Task statement:
Copy each line that contains the word "people".

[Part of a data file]
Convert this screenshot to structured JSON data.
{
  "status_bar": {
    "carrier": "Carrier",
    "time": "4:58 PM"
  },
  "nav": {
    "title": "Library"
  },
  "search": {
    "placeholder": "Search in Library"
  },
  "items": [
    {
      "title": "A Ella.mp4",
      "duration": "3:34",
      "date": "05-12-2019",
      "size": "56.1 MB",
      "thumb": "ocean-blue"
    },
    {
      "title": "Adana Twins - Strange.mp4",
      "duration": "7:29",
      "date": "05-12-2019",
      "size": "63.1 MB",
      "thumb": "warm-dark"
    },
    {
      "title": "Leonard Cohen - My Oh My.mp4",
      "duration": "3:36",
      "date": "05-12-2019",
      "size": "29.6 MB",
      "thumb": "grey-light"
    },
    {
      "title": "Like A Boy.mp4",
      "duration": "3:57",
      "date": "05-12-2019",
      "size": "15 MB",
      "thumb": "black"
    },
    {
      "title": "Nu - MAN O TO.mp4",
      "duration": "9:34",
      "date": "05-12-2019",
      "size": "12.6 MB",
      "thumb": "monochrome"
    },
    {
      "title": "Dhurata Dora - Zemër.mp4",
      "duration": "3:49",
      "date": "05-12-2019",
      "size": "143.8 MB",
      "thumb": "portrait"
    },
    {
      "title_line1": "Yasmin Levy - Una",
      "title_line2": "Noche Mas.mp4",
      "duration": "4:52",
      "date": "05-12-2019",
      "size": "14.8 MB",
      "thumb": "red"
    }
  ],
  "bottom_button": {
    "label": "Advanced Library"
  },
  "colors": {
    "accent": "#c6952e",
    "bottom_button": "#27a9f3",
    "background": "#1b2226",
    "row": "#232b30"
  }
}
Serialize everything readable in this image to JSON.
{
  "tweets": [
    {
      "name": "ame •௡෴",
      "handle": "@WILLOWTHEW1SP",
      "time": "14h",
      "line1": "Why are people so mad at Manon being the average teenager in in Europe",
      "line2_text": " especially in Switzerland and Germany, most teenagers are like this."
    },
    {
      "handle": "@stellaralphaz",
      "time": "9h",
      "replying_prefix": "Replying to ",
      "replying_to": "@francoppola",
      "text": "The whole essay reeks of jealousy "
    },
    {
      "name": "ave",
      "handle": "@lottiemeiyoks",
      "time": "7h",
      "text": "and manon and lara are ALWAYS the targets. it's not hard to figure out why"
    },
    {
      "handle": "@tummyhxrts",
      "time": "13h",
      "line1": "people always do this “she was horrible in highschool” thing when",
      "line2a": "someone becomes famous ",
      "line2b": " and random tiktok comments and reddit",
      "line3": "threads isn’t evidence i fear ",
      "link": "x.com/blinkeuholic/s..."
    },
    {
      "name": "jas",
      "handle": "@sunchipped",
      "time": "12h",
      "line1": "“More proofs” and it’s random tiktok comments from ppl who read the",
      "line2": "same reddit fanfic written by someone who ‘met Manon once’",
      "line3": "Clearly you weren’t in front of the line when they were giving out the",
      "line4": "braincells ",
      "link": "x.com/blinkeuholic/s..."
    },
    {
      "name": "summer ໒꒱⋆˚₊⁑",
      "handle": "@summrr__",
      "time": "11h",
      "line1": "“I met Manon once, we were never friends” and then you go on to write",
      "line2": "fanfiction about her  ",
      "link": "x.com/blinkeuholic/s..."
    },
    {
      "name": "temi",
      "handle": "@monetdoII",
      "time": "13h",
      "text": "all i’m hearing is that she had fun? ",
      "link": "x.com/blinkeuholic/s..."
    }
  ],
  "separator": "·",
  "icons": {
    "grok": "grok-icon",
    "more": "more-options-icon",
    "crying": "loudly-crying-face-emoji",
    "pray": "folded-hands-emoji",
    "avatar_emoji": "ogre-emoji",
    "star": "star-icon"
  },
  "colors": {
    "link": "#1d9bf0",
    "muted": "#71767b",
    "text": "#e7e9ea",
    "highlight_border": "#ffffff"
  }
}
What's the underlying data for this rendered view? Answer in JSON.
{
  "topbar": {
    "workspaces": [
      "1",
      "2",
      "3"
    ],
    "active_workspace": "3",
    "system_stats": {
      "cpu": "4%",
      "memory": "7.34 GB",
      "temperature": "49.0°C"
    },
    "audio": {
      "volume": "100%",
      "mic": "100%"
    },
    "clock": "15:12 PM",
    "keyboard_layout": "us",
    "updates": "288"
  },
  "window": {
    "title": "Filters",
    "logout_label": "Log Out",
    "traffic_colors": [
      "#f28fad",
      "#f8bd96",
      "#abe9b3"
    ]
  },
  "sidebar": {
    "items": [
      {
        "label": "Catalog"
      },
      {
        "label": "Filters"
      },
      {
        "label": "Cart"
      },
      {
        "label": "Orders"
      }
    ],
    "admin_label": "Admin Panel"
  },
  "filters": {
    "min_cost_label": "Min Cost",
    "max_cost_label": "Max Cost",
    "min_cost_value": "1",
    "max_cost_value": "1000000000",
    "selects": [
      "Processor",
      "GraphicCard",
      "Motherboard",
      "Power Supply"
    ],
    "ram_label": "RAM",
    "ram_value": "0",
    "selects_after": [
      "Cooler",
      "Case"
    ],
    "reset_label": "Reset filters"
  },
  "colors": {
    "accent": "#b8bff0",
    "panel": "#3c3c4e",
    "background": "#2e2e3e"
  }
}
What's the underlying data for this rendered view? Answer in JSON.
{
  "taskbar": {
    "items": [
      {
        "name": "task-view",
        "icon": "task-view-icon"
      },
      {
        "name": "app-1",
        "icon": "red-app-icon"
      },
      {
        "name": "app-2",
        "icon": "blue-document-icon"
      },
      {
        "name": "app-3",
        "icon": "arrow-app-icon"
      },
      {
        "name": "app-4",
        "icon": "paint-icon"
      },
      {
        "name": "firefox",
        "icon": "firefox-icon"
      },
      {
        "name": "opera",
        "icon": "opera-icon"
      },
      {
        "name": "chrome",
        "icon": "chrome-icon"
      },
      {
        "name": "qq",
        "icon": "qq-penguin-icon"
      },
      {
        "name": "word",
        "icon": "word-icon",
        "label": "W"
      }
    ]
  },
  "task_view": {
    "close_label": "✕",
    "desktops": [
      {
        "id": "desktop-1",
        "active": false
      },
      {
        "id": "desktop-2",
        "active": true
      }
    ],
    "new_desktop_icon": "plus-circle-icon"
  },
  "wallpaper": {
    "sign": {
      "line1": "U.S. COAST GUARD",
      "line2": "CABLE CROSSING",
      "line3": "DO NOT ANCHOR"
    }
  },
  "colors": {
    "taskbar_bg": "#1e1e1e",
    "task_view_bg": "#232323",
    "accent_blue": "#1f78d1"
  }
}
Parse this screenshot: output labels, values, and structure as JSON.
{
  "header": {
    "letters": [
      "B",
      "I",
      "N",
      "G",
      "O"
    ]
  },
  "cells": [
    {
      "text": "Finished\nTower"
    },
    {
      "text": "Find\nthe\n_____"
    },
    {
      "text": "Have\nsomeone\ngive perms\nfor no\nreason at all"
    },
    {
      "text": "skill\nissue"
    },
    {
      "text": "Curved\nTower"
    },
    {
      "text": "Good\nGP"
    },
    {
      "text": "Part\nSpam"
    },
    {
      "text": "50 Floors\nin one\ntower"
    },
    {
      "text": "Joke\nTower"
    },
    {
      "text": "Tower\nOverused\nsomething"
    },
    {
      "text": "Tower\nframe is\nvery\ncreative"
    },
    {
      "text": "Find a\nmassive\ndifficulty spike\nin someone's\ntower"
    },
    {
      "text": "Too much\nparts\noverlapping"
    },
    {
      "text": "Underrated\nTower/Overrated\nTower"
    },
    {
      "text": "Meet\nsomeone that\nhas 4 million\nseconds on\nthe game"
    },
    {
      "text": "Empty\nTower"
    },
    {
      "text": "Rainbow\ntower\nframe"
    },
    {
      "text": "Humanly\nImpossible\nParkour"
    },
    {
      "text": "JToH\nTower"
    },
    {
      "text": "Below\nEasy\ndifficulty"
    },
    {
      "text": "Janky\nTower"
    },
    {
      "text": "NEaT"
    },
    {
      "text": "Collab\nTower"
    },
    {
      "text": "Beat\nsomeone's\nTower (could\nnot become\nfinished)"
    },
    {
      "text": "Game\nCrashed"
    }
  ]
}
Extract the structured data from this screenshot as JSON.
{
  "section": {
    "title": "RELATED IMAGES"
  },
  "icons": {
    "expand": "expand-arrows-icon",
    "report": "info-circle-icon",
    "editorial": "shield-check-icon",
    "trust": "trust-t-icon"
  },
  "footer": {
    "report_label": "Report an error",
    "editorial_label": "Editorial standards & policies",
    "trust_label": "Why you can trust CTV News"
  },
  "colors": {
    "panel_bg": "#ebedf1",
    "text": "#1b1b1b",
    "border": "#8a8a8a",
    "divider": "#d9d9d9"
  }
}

Problem solution:
      "line1": "Why are people so mad at Manon being the average teenager in in Europe",
      "line1": "people always do this “she was horrible in highschool” thing when",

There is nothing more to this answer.